[Written instruction] Give the number of lines containing the word "name" and nothing more.

[Task inputs]

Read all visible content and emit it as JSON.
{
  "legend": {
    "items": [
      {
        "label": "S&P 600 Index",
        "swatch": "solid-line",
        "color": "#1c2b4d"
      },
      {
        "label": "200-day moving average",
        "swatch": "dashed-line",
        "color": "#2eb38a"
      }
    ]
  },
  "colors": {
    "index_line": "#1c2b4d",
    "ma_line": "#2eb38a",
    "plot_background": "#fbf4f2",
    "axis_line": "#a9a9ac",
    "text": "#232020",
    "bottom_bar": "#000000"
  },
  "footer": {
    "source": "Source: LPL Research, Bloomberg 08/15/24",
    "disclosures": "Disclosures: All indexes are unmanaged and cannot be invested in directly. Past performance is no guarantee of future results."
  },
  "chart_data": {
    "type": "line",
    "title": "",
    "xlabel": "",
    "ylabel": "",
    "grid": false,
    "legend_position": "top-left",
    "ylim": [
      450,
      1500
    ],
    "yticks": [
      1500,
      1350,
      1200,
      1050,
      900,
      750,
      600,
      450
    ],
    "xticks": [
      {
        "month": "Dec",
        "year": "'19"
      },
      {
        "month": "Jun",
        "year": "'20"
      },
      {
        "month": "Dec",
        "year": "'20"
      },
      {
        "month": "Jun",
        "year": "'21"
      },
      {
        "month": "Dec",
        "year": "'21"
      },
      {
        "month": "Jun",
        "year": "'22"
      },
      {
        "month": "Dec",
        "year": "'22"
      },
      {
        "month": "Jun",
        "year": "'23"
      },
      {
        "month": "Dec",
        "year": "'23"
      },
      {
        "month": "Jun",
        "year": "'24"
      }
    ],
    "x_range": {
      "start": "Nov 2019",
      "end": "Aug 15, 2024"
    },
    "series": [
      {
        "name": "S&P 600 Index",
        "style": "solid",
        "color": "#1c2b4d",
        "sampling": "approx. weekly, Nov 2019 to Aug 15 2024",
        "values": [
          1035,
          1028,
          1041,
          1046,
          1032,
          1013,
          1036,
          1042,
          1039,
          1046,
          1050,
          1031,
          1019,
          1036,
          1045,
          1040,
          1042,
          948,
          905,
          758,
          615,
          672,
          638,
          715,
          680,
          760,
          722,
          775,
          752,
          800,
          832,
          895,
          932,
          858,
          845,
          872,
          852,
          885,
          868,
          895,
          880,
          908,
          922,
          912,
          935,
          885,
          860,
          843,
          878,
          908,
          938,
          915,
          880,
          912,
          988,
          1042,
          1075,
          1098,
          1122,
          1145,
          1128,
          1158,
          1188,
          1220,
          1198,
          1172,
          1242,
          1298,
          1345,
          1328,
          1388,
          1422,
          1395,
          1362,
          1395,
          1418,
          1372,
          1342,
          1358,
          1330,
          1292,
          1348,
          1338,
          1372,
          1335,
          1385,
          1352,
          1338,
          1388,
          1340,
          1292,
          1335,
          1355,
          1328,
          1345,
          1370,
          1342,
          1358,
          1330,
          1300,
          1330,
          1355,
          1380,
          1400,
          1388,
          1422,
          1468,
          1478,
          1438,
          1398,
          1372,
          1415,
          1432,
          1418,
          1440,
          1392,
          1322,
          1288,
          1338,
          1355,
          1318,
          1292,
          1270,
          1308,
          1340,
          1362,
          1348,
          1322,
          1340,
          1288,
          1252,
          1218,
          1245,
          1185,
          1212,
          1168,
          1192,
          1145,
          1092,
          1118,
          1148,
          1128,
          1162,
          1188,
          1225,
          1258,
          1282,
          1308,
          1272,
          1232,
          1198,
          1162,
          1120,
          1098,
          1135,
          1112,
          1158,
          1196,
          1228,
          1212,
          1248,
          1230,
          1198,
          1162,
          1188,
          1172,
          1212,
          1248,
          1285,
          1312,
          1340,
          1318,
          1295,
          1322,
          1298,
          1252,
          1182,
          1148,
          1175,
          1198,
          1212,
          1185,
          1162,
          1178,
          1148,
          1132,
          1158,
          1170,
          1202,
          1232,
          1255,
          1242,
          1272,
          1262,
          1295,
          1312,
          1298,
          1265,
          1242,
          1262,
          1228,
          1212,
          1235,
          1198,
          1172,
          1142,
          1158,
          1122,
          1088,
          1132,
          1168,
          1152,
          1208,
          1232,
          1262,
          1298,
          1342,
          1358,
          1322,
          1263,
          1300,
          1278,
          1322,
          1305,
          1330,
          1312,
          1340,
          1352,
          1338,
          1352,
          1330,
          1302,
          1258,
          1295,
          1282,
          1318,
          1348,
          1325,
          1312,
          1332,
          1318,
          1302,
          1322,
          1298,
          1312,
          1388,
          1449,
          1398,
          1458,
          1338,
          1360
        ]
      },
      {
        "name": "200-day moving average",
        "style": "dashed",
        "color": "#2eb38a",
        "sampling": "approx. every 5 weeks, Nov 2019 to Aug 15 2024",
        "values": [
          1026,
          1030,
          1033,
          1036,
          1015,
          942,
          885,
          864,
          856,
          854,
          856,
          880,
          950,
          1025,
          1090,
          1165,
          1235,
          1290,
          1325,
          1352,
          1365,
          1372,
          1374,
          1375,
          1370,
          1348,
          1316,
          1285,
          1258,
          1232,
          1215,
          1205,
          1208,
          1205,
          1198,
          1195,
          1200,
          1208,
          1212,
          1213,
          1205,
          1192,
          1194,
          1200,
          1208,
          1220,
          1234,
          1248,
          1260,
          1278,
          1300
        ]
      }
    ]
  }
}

---

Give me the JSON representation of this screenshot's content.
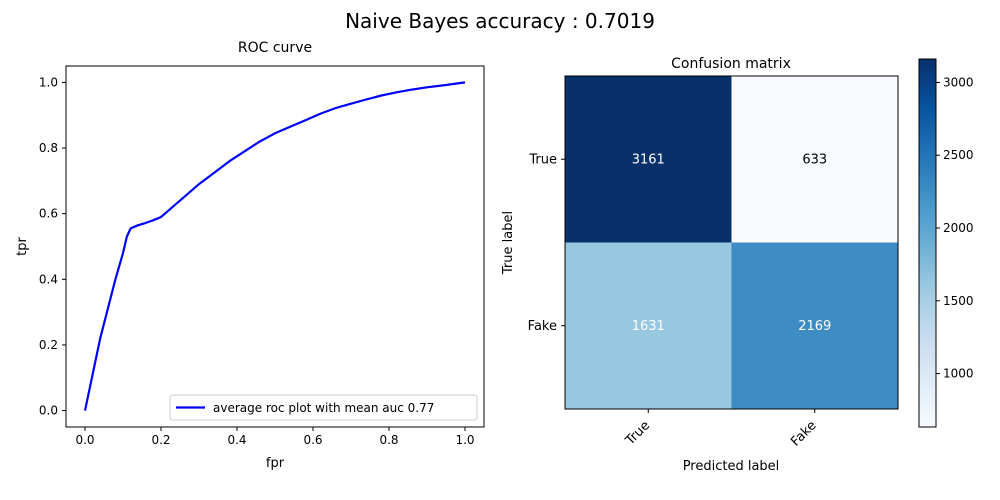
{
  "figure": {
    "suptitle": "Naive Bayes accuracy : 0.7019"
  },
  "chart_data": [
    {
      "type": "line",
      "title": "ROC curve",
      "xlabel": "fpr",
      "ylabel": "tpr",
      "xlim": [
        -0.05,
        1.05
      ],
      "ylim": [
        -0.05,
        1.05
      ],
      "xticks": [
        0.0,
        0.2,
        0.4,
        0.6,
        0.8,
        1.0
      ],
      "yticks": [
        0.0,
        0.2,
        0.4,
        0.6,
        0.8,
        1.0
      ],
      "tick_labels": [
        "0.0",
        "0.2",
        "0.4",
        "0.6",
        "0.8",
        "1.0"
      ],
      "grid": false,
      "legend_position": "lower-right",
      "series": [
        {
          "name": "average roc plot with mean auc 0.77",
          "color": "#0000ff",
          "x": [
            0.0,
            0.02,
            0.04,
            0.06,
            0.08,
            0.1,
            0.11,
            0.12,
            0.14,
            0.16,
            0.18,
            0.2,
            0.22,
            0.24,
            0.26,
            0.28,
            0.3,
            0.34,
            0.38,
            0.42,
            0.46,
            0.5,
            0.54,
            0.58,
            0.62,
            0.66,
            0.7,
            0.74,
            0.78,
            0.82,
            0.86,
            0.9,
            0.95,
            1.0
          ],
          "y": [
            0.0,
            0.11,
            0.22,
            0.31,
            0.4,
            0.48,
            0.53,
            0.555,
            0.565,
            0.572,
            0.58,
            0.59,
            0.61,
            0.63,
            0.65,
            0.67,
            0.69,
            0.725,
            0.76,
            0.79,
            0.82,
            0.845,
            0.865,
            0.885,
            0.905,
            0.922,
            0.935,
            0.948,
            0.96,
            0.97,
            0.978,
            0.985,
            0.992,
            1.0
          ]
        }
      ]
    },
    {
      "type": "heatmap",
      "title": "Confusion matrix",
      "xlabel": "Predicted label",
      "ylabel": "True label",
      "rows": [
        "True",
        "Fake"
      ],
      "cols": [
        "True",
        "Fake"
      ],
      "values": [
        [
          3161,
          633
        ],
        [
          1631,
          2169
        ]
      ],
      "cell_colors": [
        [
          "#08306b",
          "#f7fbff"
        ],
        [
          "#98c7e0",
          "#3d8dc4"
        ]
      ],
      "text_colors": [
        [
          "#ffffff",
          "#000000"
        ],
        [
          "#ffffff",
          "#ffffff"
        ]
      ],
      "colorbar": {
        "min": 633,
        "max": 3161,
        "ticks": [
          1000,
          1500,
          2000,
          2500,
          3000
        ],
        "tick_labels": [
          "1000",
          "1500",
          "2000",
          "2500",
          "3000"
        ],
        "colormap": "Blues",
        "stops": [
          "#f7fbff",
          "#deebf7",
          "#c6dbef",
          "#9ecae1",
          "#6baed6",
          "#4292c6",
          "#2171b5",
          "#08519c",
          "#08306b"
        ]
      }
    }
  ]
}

==

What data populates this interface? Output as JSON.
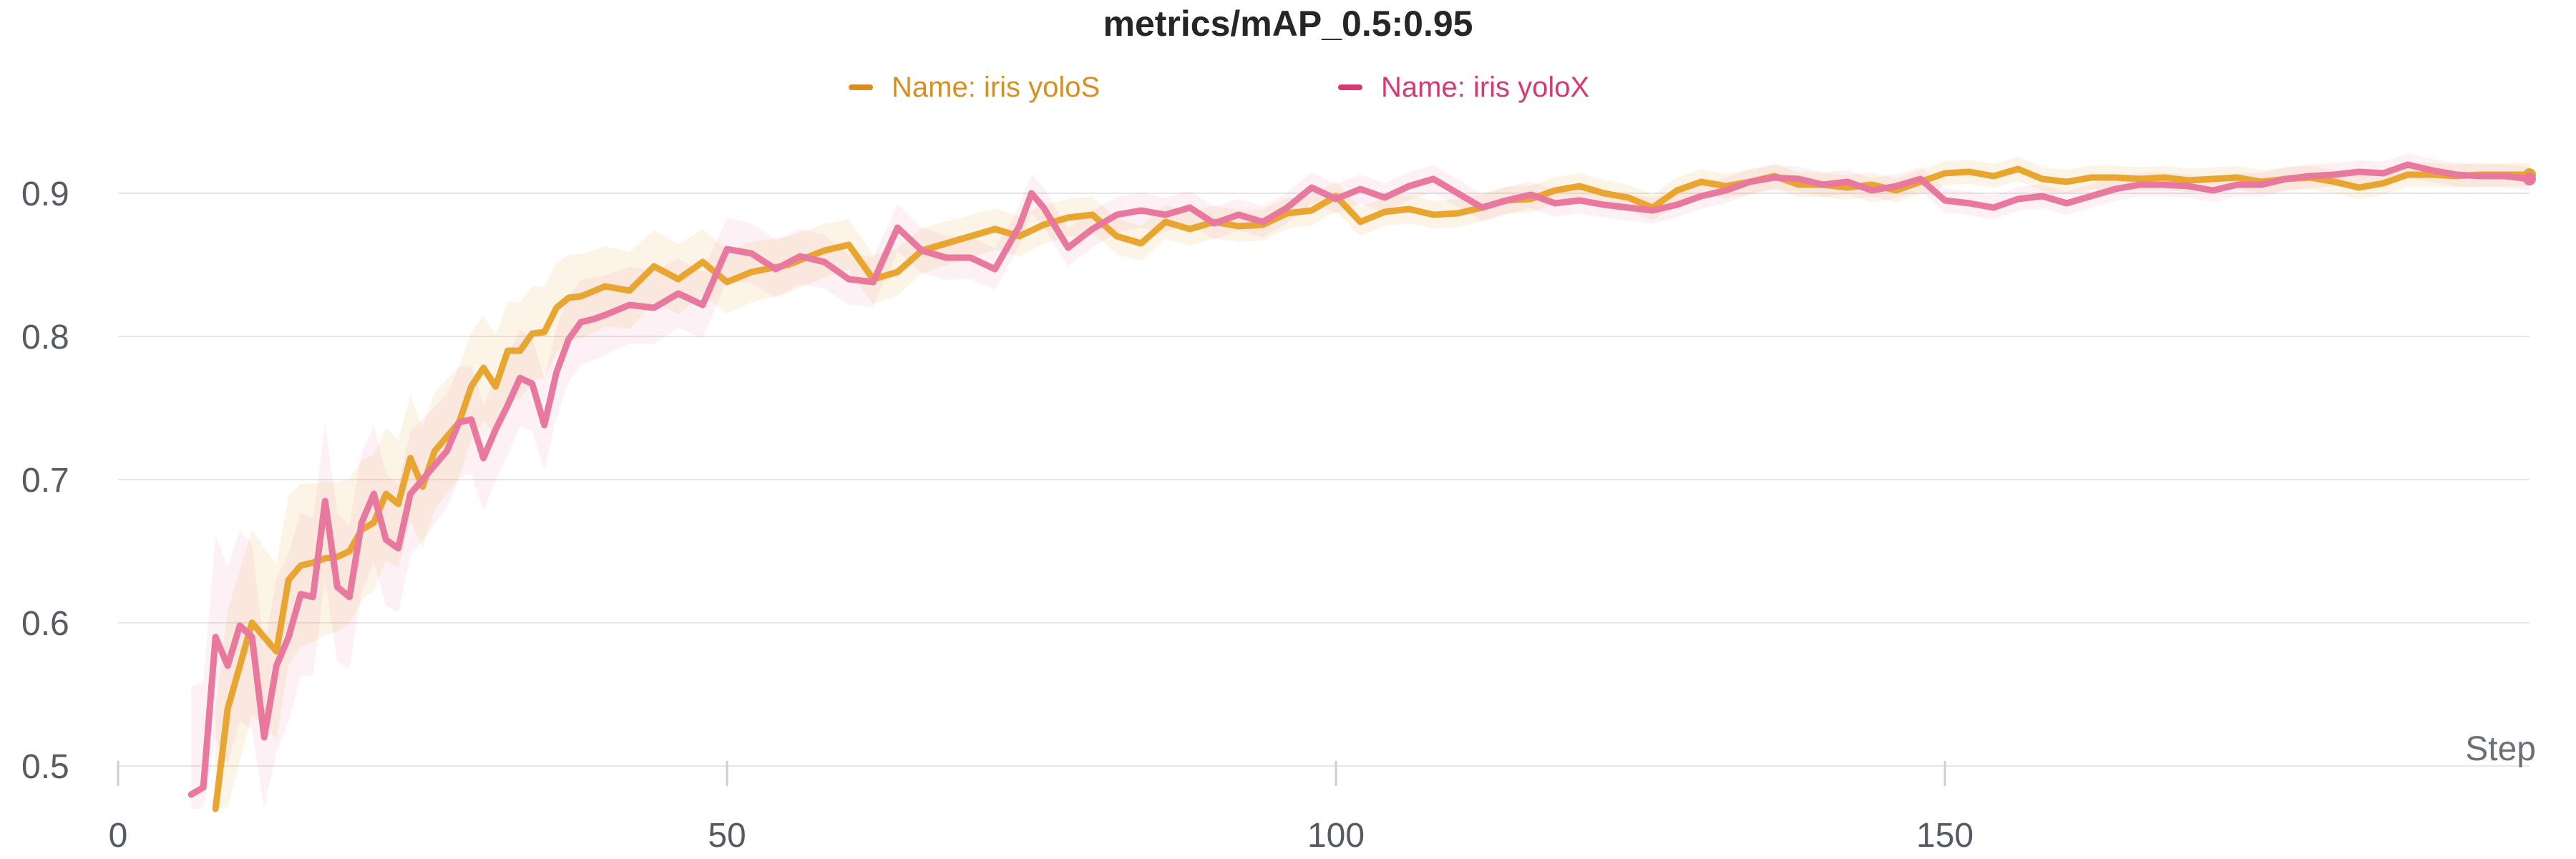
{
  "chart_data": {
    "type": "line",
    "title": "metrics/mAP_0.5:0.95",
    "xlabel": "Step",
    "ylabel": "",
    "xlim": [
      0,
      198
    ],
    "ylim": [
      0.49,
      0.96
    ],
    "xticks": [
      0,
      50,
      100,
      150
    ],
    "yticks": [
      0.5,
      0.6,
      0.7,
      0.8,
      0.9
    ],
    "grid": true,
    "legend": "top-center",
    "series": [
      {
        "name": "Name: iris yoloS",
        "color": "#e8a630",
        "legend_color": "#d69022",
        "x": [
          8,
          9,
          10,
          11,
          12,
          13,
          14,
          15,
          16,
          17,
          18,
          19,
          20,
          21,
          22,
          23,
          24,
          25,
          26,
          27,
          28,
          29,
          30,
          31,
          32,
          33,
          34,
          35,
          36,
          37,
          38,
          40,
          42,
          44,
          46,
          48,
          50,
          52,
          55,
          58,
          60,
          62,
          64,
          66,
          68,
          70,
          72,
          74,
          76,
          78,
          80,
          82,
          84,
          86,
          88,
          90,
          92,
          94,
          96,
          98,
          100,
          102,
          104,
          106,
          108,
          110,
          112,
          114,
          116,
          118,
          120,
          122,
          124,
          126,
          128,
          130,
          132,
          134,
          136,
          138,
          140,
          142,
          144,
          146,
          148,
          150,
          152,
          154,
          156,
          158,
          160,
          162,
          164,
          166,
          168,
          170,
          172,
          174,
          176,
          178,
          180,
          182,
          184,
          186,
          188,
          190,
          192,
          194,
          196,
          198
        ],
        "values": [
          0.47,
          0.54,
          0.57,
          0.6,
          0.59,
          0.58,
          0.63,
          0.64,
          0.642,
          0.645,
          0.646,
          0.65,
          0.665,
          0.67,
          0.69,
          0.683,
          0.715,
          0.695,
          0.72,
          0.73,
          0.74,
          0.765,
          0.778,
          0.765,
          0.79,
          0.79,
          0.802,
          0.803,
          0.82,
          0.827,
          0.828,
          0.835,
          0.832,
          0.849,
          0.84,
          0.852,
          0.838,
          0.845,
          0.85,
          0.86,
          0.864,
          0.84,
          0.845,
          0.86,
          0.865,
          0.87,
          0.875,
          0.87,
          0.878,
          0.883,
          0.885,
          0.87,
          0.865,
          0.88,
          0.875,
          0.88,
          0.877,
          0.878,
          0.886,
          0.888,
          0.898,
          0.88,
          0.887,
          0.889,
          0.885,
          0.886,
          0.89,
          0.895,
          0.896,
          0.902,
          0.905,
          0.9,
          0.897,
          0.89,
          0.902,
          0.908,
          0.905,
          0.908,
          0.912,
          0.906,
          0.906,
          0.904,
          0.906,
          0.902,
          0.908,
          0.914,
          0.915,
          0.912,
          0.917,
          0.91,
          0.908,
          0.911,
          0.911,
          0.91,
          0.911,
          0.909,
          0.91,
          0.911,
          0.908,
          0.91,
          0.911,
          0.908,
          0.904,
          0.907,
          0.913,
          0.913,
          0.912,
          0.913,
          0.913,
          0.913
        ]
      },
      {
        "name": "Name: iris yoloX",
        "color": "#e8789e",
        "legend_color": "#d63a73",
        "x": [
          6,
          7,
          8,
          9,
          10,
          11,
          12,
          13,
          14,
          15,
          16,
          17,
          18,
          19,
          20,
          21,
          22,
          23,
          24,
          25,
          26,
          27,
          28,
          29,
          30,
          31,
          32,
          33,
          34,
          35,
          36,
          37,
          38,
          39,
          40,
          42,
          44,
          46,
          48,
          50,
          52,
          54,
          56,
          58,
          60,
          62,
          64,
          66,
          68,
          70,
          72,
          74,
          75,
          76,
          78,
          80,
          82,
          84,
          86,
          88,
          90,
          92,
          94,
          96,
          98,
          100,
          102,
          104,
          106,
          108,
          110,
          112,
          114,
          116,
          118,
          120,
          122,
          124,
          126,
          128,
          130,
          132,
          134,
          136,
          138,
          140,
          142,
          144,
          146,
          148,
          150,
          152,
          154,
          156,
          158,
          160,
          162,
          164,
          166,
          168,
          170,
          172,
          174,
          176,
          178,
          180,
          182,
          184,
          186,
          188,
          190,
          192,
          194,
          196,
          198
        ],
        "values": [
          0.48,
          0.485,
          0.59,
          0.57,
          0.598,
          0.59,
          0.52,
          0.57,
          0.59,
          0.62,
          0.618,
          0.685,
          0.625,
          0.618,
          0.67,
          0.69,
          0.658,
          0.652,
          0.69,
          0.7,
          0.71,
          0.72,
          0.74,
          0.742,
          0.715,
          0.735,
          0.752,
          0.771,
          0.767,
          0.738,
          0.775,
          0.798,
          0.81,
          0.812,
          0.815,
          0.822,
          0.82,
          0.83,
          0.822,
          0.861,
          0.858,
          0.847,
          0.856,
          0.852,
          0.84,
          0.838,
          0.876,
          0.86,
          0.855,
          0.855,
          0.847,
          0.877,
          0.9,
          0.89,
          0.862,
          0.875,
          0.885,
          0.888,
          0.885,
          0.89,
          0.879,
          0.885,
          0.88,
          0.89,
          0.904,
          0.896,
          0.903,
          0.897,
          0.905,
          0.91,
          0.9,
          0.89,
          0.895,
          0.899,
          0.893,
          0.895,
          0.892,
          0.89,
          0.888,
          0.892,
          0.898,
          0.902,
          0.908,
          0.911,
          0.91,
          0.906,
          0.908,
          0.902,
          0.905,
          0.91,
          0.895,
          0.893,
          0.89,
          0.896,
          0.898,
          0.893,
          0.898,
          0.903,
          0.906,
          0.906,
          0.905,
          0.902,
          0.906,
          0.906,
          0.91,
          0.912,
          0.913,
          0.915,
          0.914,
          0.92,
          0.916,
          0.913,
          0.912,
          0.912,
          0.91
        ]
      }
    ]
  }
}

[Result] 5